DATA TO PROCESS:

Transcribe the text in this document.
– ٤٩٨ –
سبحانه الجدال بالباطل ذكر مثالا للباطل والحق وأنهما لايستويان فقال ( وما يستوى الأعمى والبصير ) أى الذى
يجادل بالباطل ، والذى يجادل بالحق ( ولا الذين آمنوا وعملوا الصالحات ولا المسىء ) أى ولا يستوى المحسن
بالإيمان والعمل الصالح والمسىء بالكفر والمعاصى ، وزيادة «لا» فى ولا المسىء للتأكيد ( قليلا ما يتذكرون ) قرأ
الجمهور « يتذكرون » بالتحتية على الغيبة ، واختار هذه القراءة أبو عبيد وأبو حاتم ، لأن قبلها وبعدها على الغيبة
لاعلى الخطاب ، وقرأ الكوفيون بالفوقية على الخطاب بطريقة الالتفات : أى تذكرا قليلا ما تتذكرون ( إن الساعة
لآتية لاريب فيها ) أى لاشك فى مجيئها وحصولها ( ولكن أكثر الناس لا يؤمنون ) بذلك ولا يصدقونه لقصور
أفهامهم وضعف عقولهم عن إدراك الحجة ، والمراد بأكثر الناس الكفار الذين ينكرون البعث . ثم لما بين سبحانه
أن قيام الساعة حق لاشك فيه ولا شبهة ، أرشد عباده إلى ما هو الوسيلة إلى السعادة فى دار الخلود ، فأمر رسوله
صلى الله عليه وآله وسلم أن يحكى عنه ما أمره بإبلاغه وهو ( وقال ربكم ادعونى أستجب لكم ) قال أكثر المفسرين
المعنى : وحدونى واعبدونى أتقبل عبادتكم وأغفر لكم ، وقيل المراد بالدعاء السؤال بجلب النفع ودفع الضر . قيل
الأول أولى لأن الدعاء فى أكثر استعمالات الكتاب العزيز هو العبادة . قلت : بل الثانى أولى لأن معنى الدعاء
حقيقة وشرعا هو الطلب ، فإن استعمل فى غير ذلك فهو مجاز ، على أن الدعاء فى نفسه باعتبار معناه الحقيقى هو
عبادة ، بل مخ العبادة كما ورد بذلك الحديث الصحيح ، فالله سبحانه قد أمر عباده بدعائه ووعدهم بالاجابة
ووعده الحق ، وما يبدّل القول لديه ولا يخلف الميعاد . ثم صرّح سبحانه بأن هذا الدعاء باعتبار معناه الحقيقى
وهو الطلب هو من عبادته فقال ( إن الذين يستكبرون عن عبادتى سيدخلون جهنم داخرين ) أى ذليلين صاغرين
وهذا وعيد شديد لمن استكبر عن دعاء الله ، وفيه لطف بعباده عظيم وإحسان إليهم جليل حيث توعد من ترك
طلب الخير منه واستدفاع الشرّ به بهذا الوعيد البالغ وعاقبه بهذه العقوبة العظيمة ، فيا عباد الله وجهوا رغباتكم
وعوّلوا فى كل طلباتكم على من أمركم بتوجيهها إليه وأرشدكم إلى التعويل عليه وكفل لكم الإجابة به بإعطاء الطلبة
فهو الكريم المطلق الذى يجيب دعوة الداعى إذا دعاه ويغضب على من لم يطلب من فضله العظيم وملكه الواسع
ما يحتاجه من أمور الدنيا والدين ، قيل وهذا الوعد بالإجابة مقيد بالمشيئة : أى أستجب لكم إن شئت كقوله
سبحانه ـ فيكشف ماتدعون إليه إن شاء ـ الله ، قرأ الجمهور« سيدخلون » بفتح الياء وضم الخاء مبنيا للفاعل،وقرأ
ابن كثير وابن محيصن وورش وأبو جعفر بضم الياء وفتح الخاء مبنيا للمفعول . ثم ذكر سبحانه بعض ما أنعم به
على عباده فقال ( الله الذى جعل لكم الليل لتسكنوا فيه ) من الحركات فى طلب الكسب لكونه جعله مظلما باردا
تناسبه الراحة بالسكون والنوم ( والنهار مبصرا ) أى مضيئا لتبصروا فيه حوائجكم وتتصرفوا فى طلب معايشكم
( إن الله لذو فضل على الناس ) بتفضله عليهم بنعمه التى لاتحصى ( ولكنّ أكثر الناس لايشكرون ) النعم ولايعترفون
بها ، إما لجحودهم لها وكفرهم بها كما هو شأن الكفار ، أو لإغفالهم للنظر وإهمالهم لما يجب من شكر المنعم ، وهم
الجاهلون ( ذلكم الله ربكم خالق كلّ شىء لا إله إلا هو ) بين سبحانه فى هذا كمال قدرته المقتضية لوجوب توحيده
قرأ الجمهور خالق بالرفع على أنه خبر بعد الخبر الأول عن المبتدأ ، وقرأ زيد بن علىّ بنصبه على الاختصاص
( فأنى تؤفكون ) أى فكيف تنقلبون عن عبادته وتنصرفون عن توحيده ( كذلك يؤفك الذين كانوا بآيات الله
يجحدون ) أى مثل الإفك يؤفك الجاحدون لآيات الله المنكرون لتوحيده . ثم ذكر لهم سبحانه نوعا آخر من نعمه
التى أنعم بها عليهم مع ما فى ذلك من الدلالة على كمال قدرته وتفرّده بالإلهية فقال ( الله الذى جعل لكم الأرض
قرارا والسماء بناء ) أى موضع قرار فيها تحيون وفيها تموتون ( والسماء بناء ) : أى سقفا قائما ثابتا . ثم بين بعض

INSTRUCTIONS FOR THE TASK: Take the entries above and transcribe them exactly.

OUTPUT BELOW:
Transcribe the text in this document.
– ٤٩٨ –
سبحانه الجدال بالباطل ذكر مثالا للباطل والحق وأنهما لايستويان فقال ( وما يستوى الأعمى والبصير ) أى الذى
يجادل بالباطل ، والذى يجادل بالحق ( ولا الذين آمنوا وعملوا الصالحات ولا المسىء ) أى ولا يستوى المحسن
بالإيمان والعمل الصالح والمسىء بالكفر والمعاصى ، وزيادة «لا» فى ولا المسىء للتأكيد ( قليلا ما يتذكرون ) قرأ
الجمهور « يتذكرون » بالتحتية على الغيبة ، واختار هذه القراءة أبو عبيد وأبو حاتم ، لأن قبلها وبعدها على الغيبة
لاعلى الخطاب ، وقرأ الكوفيون بالفوقية على الخطاب بطريقة الالتفات : أى تذكرا قليلا ما تتذكرون ( إن الساعة
لآتية لاريب فيها ) أى لاشك فى مجيئها وحصولها ( ولكن أكثر الناس لا يؤمنون ) بذلك ولا يصدقونه لقصور
أفهامهم وضعف عقولهم عن إدراك الحجة ، والمراد بأكثر الناس الكفار الذين ينكرون البعث . ثم لما بين سبحانه
أن قيام الساعة حق لاشك فيه ولا شبهة ، أرشد عباده إلى ما هو الوسيلة إلى السعادة فى دار الخلود ، فأمر رسوله
صلى الله عليه وآله وسلم أن يحكى عنه ما أمره بإبلاغه وهو ( وقال ربكم ادعونى أستجب لكم ) قال أكثر المفسرين
المعنى : وحدونى واعبدونى أتقبل عبادتكم وأغفر لكم ، وقيل المراد بالدعاء السؤال بجلب النفع ودفع الضر . قيل
الأول أولى لأن الدعاء فى أكثر استعمالات الكتاب العزيز هو العبادة . قلت : بل الثانى أولى لأن معنى الدعاء
حقيقة وشرعا هو الطلب ، فإن استعمل فى غير ذلك فهو مجاز ، على أن الدعاء فى نفسه باعتبار معناه الحقيقى هو
عبادة ، بل مخ العبادة كما ورد بذلك الحديث الصحيح ، فالله سبحانه قد أمر عباده بدعائه ووعدهم بالاجابة
ووعده الحق ، وما يبدّل القول لديه ولا يخلف الميعاد . ثم صرّح سبحانه بأن هذا الدعاء باعتبار معناه الحقيقى
وهو الطلب هو من عبادته فقال ( إن الذين يستكبرون عن عبادتى سيدخلون جهنم داخرين ) أى ذليلين صاغرين
وهذا وعيد شديد لمن استكبر عن دعاء الله ، وفيه لطف بعباده عظيم وإحسان إليهم جليل حيث توعد من ترك
طلب الخير منه واستدفاع الشرّ به بهذا الوعيد البالغ وعاقبه بهذه العقوبة العظيمة ، فيا عباد الله وجهوا رغباتكم
وعوّلوا فى كل طلباتكم على من أمركم بتوجيهها إليه وأرشدكم إلى التعويل عليه وكفل لكم الإجابة به بإعطاء الطلبة
فهو الكريم المطلق الذى يجيب دعوة الداعى إذا دعاه ويغضب على من لم يطلب من فضله العظيم وملكه الواسع
ما يحتاجه من أمور الدنيا والدين ، قيل وهذا الوعد بالإجابة مقيد بالمشيئة : أى أستجب لكم إن شئت كقوله
سبحانه ـ فيكشف ماتدعون إليه إن شاء ـ الله ، قرأ الجمهور« سيدخلون » بفتح الياء وضم الخاء مبنيا للفاعل،وقرأ
ابن كثير وابن محيصن وورش وأبو جعفر بضم الياء وفتح الخاء مبنيا للمفعول . ثم ذكر سبحانه بعض ما أنعم به
على عباده فقال ( الله الذى جعل لكم الليل لتسكنوا فيه ) من الحركات فى طلب الكسب لكونه جعله مظلما باردا
تناسبه الراحة بالسكون والنوم ( والنهار مبصرا ) أى مضيئا لتبصروا فيه حوائجكم وتتصرفوا فى طلب معايشكم
( إن الله لذو فضل على الناس ) بتفضله عليهم بنعمه التى لاتحصى ( ولكنّ أكثر الناس لايشكرون ) النعم ولايعترفون
بها ، إما لجحودهم لها وكفرهم بها كما هو شأن الكفار ، أو لإغفالهم للنظر وإهمالهم لما يجب من شكر المنعم ، وهم
الجاهلون ( ذلكم الله ربكم خالق كلّ شىء لا إله إلا هو ) بين سبحانه فى هذا كمال قدرته المقتضية لوجوب توحيده
قرأ الجمهور خالق بالرفع على أنه خبر بعد الخبر الأول عن المبتدأ ، وقرأ زيد بن علىّ بنصبه على الاختصاص
( فأنى تؤفكون ) أى فكيف تنقلبون عن عبادته وتنصرفون عن توحيده ( كذلك يؤفك الذين كانوا بآيات الله
يجحدون ) أى مثل الإفك يؤفك الجاحدون لآيات الله المنكرون لتوحيده . ثم ذكر لهم سبحانه نوعا آخر من نعمه
التى أنعم بها عليهم مع ما فى ذلك من الدلالة على كمال قدرته وتفرّده بالإلهية فقال ( الله الذى جعل لكم الأرض
قرارا والسماء بناء ) أى موضع قرار فيها تحيون وفيها تموتون ( والسماء بناء ) : أى سقفا قائما ثابتا . ثم بين بعض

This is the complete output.